-- BEGIN --

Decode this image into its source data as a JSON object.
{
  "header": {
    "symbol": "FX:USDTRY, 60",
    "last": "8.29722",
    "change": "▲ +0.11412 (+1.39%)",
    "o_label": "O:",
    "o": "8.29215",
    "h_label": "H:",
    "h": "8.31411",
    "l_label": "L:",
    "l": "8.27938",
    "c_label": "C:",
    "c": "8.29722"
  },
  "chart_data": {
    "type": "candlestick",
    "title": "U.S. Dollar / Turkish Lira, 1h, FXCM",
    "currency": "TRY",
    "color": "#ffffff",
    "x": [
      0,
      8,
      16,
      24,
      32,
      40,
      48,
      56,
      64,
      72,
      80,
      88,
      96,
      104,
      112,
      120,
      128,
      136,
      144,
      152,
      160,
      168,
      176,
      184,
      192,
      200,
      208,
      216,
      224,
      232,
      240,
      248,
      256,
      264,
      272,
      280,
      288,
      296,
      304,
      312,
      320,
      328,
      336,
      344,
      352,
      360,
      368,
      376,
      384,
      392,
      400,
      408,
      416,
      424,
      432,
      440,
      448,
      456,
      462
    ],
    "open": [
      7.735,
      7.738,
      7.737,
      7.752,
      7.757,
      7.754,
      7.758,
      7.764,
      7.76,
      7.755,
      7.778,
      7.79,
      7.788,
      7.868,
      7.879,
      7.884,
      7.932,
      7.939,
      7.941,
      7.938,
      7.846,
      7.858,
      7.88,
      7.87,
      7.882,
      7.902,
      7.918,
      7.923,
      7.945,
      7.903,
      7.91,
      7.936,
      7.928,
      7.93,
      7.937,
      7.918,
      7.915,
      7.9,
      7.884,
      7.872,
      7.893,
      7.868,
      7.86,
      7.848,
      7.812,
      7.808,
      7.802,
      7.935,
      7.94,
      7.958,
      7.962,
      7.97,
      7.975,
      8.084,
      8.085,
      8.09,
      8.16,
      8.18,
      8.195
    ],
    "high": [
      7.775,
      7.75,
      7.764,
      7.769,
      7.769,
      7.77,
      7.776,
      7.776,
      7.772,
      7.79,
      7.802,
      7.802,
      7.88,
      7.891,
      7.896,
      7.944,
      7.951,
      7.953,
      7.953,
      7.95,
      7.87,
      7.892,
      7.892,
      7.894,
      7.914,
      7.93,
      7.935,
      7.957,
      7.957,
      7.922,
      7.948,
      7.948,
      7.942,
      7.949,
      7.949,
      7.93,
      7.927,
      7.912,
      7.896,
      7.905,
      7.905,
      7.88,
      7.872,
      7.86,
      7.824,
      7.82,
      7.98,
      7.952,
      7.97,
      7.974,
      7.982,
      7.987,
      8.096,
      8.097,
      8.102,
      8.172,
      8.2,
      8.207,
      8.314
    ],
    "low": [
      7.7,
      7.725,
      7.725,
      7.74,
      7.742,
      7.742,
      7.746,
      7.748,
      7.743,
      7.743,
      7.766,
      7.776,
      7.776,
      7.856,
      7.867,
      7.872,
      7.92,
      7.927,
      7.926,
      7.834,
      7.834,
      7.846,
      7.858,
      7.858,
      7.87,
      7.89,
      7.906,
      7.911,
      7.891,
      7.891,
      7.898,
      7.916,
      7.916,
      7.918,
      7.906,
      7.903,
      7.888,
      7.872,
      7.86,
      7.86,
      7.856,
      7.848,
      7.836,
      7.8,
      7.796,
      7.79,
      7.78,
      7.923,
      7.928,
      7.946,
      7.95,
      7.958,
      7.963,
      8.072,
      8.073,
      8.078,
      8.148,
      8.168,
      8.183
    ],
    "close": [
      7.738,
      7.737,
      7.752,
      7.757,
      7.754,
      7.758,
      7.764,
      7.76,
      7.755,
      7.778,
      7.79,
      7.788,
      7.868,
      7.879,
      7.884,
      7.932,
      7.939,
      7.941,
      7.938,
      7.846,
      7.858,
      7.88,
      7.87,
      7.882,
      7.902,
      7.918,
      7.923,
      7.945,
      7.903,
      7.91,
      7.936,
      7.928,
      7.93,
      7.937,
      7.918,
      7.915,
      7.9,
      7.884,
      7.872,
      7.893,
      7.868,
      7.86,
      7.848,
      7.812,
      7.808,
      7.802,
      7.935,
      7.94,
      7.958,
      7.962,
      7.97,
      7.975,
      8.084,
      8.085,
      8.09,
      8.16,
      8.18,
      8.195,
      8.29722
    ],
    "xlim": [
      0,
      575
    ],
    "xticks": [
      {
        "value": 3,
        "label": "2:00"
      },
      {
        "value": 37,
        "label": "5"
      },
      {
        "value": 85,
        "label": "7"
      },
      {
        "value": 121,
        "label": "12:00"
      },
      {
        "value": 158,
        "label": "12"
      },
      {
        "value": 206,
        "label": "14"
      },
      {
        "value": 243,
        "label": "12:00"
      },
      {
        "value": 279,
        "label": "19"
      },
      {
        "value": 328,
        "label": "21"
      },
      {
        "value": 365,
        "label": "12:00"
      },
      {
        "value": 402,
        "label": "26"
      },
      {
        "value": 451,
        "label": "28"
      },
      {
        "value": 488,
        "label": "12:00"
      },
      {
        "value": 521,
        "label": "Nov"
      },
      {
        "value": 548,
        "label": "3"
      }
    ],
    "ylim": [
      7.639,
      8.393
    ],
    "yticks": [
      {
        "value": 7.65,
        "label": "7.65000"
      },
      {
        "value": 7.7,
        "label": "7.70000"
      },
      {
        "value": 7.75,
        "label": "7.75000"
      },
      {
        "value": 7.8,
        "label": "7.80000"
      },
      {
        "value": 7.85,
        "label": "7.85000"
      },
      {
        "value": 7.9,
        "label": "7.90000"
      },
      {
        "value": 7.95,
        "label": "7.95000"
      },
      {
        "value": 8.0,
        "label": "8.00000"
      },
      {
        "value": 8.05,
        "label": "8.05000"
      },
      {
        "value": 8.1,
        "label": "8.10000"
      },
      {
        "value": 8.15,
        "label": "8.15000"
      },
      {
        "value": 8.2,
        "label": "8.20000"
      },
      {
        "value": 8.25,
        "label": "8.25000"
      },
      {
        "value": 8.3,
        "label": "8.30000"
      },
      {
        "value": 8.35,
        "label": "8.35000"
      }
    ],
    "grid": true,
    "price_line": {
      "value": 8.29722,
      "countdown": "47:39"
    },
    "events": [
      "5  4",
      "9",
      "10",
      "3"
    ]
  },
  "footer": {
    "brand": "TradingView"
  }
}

-- END --

Write out the data exactly as it stands.

Decode this image into its source data as a JSON object.
{
  "header": {
    "symbol": "FX:USDTRY, 60",
    "last": "8.29722",
    "change": "▲ +0.11412 (+1.39%)",
    "o_label": "O:",
    "o": "8.29215",
    "h_label": "H:",
    "h": "8.31411",
    "l_label": "L:",
    "l": "8.27938",
    "c_label": "C:",
    "c": "8.29722"
  },
  "chart_data": {
    "type": "candlestick",
    "title": "U.S. Dollar / Turkish Lira, 1h, FXCM",
    "currency": "TRY",
    "color": "#ffffff",
    "x": [
      0,
      8,
      16,
      24,
      32,
      40,
      48,
      56,
      64,
      72,
      80,
      88,
      96,
      104,
      112,
      120,
      128,
      136,
      144,
      152,
      160,
      168,
      176,
      184,
      192,
      200,
      208,
      216,
      224,
      232,
      240,
      248,
      256,
      264,
      272,
      280,
      288,
      296,
      304,
      312,
      320,
      328,
      336,
      344,
      352,
      360,
      368,
      376,
      384,
      392,
      400,
      408,
      416,
      424,
      432,
      440,
      448,
      456,
      462
    ],
    "open": [
      7.735,
      7.738,
      7.737,
      7.752,
      7.757,
      7.754,
      7.758,
      7.764,
      7.76,
      7.755,
      7.778,
      7.79,
      7.788,
      7.868,
      7.879,
      7.884,
      7.932,
      7.939,
      7.941,
      7.938,
      7.846,
      7.858,
      7.88,
      7.87,
      7.882,
      7.902,
      7.918,
      7.923,
      7.945,
      7.903,
      7.91,
      7.936,
      7.928,
      7.93,
      7.937,
      7.918,
      7.915,
      7.9,
      7.884,
      7.872,
      7.893,
      7.868,
      7.86,
      7.848,
      7.812,
      7.808,
      7.802,
      7.935,
      7.94,
      7.958,
      7.962,
      7.97,
      7.975,
      8.084,
      8.085,
      8.09,
      8.16,
      8.18,
      8.195
    ],
    "high": [
      7.775,
      7.75,
      7.764,
      7.769,
      7.769,
      7.77,
      7.776,
      7.776,
      7.772,
      7.79,
      7.802,
      7.802,
      7.88,
      7.891,
      7.896,
      7.944,
      7.951,
      7.953,
      7.953,
      7.95,
      7.87,
      7.892,
      7.892,
      7.894,
      7.914,
      7.93,
      7.935,
      7.957,
      7.957,
      7.922,
      7.948,
      7.948,
      7.942,
      7.949,
      7.949,
      7.93,
      7.927,
      7.912,
      7.896,
      7.905,
      7.905,
      7.88,
      7.872,
      7.86,
      7.824,
      7.82,
      7.98,
      7.952,
      7.97,
      7.974,
      7.982,
      7.987,
      8.096,
      8.097,
      8.102,
      8.172,
      8.2,
      8.207,
      8.314
    ],
    "low": [
      7.7,
      7.725,
      7.725,
      7.74,
      7.742,
      7.742,
      7.746,
      7.748,
      7.743,
      7.743,
      7.766,
      7.776,
      7.776,
      7.856,
      7.867,
      7.872,
      7.92,
      7.927,
      7.926,
      7.834,
      7.834,
      7.846,
      7.858,
      7.858,
      7.87,
      7.89,
      7.906,
      7.911,
      7.891,
      7.891,
      7.898,
      7.916,
      7.916,
      7.918,
      7.906,
      7.903,
      7.888,
      7.872,
      7.86,
      7.86,
      7.856,
      7.848,
      7.836,
      7.8,
      7.796,
      7.79,
      7.78,
      7.923,
      7.928,
      7.946,
      7.95,
      7.958,
      7.963,
      8.072,
      8.073,
      8.078,
      8.148,
      8.168,
      8.183
    ],
    "close": [
      7.738,
      7.737,
      7.752,
      7.757,
      7.754,
      7.758,
      7.764,
      7.76,
      7.755,
      7.778,
      7.79,
      7.788,
      7.868,
      7.879,
      7.884,
      7.932,
      7.939,
      7.941,
      7.938,
      7.846,
      7.858,
      7.88,
      7.87,
      7.882,
      7.902,
      7.918,
      7.923,
      7.945,
      7.903,
      7.91,
      7.936,
      7.928,
      7.93,
      7.937,
      7.918,
      7.915,
      7.9,
      7.884,
      7.872,
      7.893,
      7.868,
      7.86,
      7.848,
      7.812,
      7.808,
      7.802,
      7.935,
      7.94,
      7.958,
      7.962,
      7.97,
      7.975,
      8.084,
      8.085,
      8.09,
      8.16,
      8.18,
      8.195,
      8.29722
    ],
    "xlim": [
      0,
      575
    ],
    "xticks": [
      {
        "value": 3,
        "label": "2:00"
      },
      {
        "value": 37,
        "label": "5"
      },
      {
        "value": 85,
        "label": "7"
      },
      {
        "value": 121,
        "label": "12:00"
      },
      {
        "value": 158,
        "label": "12"
      },
      {
        "value": 206,
        "label": "14"
      },
      {
        "value": 243,
        "label": "12:00"
      },
      {
        "value": 279,
        "label": "19"
      },
      {
        "value": 328,
        "label": "21"
      },
      {
        "value": 365,
        "label": "12:00"
      },
      {
        "value": 402,
        "label": "26"
      },
      {
        "value": 451,
        "label": "28"
      },
      {
        "value": 488,
        "label": "12:00"
      },
      {
        "value": 521,
        "label": "Nov"
      },
      {
        "value": 548,
        "label": "3"
      }
    ],
    "ylim": [
      7.639,
      8.393
    ],
    "yticks": [
      {
        "value": 7.65,
        "label": "7.65000"
      },
      {
        "value": 7.7,
        "label": "7.70000"
      },
      {
        "value": 7.75,
        "label": "7.75000"
      },
      {
        "value": 7.8,
        "label": "7.80000"
      },
      {
        "value": 7.85,
        "label": "7.85000"
      },
      {
        "value": 7.9,
        "label": "7.90000"
      },
      {
        "value": 7.95,
        "label": "7.95000"
      },
      {
        "value": 8.0,
        "label": "8.00000"
      },
      {
        "value": 8.05,
        "label": "8.05000"
      },
      {
        "value": 8.1,
        "label": "8.10000"
      },
      {
        "value": 8.15,
        "label": "8.15000"
      },
      {
        "value": 8.2,
        "label": "8.20000"
      },
      {
        "value": 8.25,
        "label": "8.25000"
      },
      {
        "value": 8.3,
        "label": "8.30000"
      },
      {
        "value": 8.35,
        "label": "8.35000"
      }
    ],
    "grid": true,
    "price_line": {
      "value": 8.29722,
      "countdown": "47:39"
    },
    "events": [
      "5  4",
      "9",
      "10",
      "3"
    ]
  },
  "footer": {
    "brand": "TradingView"
  }
}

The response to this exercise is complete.